* **Available data**
■ ■ ■ ■

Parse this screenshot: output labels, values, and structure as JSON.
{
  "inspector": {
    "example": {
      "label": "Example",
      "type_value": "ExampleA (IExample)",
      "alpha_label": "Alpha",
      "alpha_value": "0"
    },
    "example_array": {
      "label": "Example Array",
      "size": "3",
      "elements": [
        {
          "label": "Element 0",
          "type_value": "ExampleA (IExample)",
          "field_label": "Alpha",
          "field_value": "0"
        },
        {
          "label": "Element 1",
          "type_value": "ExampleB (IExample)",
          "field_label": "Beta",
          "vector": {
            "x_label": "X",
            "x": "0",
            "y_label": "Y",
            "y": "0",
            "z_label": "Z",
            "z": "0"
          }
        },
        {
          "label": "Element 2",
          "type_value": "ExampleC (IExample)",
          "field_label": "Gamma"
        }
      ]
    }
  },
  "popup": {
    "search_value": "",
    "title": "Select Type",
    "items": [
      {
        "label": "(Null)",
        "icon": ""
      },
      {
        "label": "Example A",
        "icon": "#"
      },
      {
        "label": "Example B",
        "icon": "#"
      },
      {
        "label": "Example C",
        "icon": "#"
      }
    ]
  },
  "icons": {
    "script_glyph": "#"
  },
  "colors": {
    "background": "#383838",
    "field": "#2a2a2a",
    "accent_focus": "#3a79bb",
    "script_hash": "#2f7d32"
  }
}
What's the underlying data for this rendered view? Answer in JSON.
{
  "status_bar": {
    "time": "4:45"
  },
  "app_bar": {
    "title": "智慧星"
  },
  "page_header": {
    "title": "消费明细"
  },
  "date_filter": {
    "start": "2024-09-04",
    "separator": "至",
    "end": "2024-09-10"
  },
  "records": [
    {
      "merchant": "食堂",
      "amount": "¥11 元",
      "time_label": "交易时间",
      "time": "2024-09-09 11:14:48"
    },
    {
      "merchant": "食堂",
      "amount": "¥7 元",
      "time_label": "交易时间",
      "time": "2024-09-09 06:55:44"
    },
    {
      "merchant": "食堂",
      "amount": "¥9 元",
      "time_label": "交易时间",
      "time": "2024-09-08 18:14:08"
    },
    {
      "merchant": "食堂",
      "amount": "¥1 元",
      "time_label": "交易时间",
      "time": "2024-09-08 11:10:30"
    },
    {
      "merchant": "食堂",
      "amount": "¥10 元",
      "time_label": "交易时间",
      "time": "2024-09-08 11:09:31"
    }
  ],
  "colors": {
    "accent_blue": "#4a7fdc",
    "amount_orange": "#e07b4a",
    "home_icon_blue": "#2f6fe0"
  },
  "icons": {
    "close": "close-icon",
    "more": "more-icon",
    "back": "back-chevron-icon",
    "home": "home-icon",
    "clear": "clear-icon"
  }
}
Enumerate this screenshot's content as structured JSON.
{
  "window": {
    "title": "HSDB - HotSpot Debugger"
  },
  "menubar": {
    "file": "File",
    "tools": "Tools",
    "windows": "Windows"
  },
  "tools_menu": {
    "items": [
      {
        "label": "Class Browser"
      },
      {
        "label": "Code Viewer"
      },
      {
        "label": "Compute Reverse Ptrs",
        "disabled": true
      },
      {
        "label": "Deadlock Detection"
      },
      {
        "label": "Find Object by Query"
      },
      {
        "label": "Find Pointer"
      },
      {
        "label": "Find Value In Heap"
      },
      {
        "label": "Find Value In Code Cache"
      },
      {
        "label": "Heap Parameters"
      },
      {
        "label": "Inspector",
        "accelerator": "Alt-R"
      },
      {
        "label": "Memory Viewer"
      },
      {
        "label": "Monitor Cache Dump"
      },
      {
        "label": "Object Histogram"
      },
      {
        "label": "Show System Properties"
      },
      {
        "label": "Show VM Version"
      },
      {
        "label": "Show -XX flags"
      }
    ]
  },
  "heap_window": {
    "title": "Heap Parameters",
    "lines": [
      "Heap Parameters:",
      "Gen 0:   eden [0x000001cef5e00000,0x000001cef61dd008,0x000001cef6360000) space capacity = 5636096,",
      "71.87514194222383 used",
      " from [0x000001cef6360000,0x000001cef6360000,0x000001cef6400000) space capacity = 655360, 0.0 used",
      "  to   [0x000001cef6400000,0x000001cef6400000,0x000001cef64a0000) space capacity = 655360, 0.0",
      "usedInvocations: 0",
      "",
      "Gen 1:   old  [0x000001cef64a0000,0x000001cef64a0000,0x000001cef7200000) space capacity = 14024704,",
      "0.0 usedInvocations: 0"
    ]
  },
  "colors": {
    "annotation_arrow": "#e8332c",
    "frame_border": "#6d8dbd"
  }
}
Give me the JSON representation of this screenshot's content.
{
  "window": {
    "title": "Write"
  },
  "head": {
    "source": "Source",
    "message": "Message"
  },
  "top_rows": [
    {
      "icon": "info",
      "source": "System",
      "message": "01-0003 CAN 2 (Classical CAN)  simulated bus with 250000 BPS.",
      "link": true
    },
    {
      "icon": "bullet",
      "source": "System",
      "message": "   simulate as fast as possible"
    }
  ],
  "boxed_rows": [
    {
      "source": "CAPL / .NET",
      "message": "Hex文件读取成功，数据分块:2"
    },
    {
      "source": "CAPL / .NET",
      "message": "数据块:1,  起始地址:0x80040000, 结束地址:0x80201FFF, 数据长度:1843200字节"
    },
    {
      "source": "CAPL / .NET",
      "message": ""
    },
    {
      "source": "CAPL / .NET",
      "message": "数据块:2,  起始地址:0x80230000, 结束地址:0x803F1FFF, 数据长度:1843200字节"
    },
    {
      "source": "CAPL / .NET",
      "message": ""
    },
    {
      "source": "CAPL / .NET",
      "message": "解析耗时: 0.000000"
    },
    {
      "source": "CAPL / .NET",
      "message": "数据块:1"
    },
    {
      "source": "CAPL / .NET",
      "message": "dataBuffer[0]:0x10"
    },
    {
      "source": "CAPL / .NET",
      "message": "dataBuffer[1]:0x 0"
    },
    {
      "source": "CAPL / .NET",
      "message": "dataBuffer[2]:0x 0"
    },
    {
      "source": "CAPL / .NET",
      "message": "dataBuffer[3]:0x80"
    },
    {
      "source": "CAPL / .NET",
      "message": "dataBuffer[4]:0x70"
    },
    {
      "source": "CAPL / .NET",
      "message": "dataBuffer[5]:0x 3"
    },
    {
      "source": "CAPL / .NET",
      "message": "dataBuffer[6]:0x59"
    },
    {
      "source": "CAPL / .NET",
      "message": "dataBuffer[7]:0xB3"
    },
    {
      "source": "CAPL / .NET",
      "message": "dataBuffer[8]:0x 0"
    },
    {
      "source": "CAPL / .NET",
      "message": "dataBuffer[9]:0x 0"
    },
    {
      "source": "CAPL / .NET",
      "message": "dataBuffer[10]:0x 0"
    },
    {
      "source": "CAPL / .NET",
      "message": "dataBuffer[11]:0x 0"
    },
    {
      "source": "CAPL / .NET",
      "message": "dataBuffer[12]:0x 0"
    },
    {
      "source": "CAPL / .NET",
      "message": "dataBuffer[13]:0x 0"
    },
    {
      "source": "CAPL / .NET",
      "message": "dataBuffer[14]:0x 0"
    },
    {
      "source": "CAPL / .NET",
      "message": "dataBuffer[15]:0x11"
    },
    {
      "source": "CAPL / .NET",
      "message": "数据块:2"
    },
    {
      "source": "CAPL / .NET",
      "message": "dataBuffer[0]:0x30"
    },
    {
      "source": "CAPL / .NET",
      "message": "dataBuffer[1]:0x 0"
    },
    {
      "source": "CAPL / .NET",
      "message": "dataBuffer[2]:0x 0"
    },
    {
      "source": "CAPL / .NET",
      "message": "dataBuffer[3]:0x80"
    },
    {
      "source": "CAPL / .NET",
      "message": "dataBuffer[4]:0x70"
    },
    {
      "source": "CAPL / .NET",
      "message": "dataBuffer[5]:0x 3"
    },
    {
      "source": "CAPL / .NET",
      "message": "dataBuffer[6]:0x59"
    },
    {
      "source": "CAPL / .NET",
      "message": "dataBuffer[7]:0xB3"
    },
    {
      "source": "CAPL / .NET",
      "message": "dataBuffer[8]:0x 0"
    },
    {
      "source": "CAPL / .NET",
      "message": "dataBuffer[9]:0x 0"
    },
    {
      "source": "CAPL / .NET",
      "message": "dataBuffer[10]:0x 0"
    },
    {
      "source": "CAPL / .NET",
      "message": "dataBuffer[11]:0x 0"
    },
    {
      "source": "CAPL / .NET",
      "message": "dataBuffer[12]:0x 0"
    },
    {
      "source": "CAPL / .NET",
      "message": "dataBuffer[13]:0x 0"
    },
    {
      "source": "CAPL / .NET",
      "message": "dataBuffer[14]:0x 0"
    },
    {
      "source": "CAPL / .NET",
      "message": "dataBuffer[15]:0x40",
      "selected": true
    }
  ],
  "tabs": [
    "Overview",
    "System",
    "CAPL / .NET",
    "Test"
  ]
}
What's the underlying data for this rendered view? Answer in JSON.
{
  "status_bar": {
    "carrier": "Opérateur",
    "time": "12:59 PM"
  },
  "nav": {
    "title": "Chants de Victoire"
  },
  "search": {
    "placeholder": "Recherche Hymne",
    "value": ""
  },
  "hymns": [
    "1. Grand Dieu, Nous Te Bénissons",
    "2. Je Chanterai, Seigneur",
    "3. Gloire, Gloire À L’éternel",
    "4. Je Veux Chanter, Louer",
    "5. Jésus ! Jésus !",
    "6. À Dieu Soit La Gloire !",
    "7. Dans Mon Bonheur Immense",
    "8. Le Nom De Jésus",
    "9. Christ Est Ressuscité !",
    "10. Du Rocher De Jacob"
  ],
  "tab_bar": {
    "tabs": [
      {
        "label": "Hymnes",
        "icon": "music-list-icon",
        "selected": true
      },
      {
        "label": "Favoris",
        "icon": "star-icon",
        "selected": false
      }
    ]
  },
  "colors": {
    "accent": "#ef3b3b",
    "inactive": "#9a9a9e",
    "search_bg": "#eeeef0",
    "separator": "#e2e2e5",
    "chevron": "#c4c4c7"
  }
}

■ ■ ■ ■

* **Task instructions**
Report how many lines in the records hold the word "selected", giving the number and nothing else.

* **Correct result**
3